## Task brief
Below are records; work out how many of their lines contain "العهدة" and give only that number.

◆ ◆ ◆ ◆

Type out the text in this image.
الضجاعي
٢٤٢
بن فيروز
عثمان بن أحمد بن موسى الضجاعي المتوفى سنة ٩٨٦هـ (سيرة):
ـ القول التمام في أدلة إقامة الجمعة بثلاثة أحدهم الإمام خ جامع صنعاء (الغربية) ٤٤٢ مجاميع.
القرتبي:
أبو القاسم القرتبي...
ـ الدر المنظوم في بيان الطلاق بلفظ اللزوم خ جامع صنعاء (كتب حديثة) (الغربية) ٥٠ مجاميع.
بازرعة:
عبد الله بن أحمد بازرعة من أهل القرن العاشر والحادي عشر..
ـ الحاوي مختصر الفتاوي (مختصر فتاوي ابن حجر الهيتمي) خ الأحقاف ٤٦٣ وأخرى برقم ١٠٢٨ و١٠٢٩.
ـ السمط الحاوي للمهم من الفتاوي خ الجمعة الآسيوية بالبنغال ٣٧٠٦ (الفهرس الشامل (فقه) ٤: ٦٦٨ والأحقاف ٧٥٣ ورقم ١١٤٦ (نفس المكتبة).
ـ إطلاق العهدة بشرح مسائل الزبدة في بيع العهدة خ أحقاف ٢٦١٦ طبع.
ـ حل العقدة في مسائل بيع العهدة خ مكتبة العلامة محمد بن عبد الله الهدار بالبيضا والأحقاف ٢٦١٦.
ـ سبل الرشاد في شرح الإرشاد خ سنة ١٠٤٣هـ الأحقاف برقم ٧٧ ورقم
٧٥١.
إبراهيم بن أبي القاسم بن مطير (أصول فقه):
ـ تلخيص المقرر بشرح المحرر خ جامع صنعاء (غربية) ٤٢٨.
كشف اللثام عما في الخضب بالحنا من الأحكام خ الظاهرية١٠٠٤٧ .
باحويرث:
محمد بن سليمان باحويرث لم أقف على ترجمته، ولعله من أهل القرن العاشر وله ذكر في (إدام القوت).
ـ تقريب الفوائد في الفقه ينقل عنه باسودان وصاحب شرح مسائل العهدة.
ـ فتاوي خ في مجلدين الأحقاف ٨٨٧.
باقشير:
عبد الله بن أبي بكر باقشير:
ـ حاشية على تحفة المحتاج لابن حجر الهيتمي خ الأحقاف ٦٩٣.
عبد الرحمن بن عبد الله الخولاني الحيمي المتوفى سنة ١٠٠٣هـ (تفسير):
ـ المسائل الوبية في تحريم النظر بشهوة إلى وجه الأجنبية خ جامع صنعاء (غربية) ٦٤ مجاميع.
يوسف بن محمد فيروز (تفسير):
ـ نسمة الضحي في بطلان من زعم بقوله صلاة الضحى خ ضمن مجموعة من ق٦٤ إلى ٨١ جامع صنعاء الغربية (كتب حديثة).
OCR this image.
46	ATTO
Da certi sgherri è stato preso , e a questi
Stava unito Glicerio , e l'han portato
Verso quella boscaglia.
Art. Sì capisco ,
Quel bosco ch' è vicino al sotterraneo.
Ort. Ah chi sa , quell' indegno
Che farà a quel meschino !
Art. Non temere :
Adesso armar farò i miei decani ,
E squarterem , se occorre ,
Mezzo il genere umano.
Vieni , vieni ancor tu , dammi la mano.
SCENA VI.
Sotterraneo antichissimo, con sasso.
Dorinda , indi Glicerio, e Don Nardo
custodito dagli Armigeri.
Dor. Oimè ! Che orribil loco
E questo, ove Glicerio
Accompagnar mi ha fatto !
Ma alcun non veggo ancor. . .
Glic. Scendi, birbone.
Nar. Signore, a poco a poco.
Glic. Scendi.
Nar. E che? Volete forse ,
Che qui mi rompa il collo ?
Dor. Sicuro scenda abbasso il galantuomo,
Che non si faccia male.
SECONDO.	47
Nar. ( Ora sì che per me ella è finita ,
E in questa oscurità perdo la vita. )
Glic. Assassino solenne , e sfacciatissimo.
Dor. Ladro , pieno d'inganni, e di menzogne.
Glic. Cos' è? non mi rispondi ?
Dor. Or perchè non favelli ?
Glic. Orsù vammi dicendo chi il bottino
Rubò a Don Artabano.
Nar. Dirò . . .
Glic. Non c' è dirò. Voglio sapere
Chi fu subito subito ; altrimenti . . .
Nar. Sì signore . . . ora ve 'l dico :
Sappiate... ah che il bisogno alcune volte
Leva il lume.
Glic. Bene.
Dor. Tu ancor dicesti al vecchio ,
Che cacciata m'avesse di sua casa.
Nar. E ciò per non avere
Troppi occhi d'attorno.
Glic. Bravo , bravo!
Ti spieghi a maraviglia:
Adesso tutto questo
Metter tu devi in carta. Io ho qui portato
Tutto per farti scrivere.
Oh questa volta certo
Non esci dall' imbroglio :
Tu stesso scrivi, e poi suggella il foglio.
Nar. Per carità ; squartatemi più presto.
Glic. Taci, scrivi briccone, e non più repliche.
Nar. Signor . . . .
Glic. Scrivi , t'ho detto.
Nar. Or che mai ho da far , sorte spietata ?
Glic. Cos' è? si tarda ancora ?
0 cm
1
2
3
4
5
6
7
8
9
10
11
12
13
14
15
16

◆ ◆ ◆ ◆

## Task output
3